### Work instructions
Rewrite everything from the line containing "wave-direction-arrow xyxy=(940,410,949,424)" down to the line containing "wave-direction-arrow xyxy=(685,776,701,786)", putting "tick-mark" wherever "colorbar-tick-mark" appears and leaving everything else unchanged.

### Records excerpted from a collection
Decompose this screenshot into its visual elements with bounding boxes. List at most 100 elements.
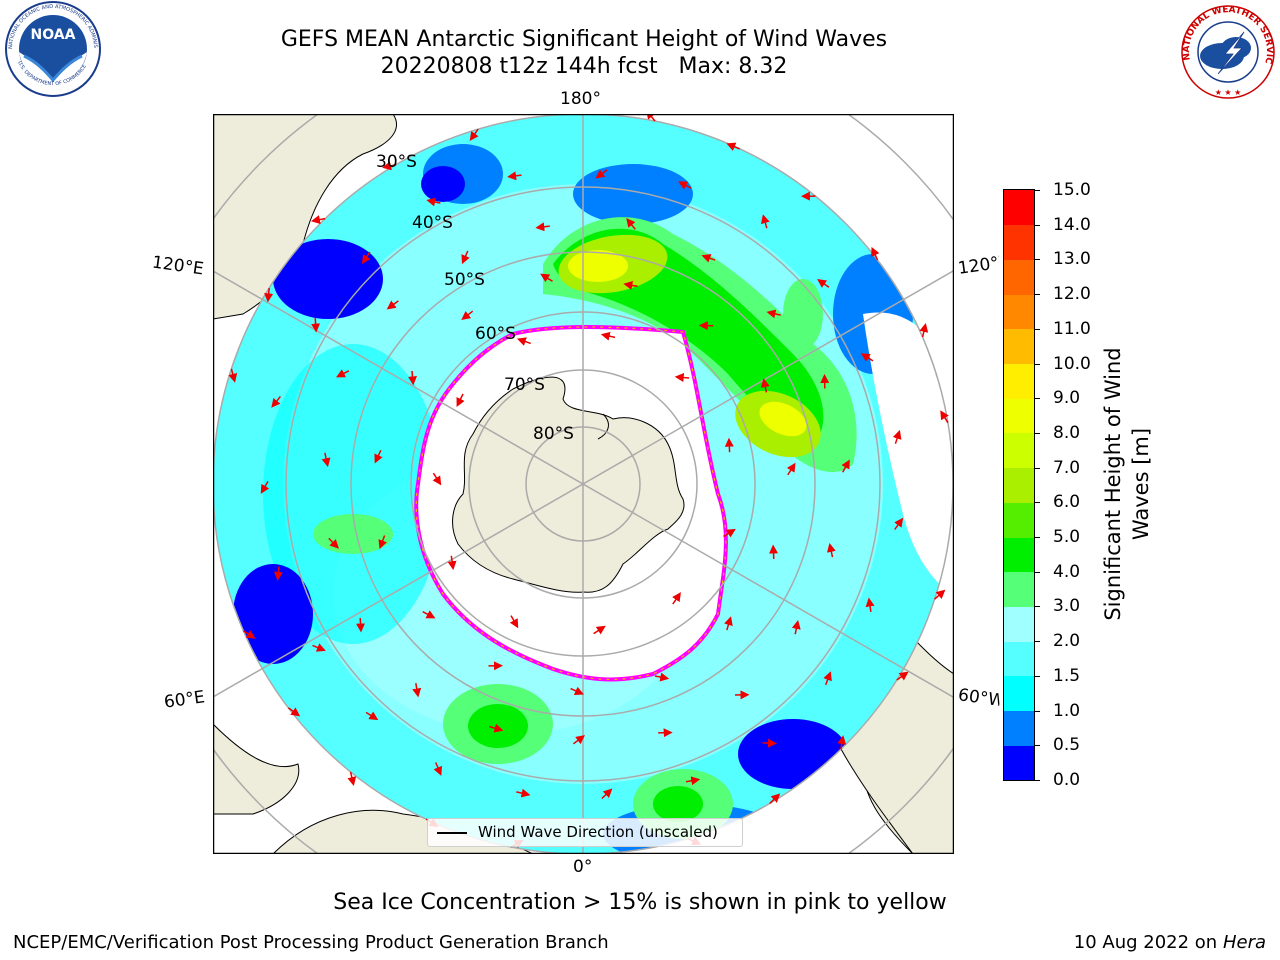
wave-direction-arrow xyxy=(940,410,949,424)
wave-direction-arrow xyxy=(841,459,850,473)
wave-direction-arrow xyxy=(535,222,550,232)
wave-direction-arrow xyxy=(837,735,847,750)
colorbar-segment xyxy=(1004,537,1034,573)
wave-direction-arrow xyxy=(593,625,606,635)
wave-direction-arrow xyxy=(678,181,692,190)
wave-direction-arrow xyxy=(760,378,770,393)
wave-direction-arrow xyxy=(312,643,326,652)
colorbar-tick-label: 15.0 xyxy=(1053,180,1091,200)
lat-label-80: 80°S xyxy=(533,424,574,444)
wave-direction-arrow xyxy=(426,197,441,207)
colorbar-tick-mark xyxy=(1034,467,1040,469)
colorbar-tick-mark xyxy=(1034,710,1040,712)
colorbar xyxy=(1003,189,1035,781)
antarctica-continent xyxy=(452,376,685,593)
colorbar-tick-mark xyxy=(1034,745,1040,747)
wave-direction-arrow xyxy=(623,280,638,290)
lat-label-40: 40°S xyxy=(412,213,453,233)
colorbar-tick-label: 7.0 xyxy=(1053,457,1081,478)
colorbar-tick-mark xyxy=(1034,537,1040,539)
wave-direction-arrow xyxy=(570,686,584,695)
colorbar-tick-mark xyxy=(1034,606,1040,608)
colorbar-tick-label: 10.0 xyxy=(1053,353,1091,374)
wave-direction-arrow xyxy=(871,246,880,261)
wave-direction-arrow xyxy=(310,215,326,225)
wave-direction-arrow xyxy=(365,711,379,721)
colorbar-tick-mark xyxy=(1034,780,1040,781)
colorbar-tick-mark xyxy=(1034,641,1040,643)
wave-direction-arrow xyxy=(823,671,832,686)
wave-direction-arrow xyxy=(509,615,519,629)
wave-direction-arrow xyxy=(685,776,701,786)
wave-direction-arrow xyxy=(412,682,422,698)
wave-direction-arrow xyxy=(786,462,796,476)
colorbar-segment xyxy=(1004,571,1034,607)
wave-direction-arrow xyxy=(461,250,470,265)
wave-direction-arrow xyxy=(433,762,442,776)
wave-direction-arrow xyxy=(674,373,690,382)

### Solution for this problem
wave-direction-arrow xyxy=(940,410,949,424)
wave-direction-arrow xyxy=(841,459,850,473)
wave-direction-arrow xyxy=(535,222,550,232)
wave-direction-arrow xyxy=(837,735,847,750)
colorbar-segment xyxy=(1004,537,1034,573)
wave-direction-arrow xyxy=(593,625,606,635)
wave-direction-arrow xyxy=(678,181,692,190)
wave-direction-arrow xyxy=(760,378,770,393)
wave-direction-arrow xyxy=(312,643,326,652)
colorbar-tick-label: 15.0 xyxy=(1053,180,1091,200)
lat-label-80: 80°S xyxy=(533,424,574,444)
wave-direction-arrow xyxy=(426,197,441,207)
tick-mark xyxy=(1034,467,1040,469)
tick-mark xyxy=(1034,710,1040,712)
colorbar xyxy=(1003,189,1035,781)
antarctica-continent xyxy=(452,376,685,593)
tick-mark xyxy=(1034,745,1040,747)
wave-direction-arrow xyxy=(623,280,638,290)
lat-label-40: 40°S xyxy=(412,213,453,233)
colorbar-tick-label: 7.0 xyxy=(1053,457,1081,478)
tick-mark xyxy=(1034,537,1040,539)
wave-direction-arrow xyxy=(570,686,584,695)
tick-mark xyxy=(1034,606,1040,608)
colorbar-tick-label: 10.0 xyxy=(1053,353,1091,374)
wave-direction-arrow xyxy=(871,246,880,261)
wave-direction-arrow xyxy=(310,215,326,225)
wave-direction-arrow xyxy=(365,711,379,721)
tick-mark xyxy=(1034,780,1040,781)
tick-mark xyxy=(1034,641,1040,643)
wave-direction-arrow xyxy=(823,671,832,686)
wave-direction-arrow xyxy=(509,615,519,629)
wave-direction-arrow xyxy=(685,776,701,786)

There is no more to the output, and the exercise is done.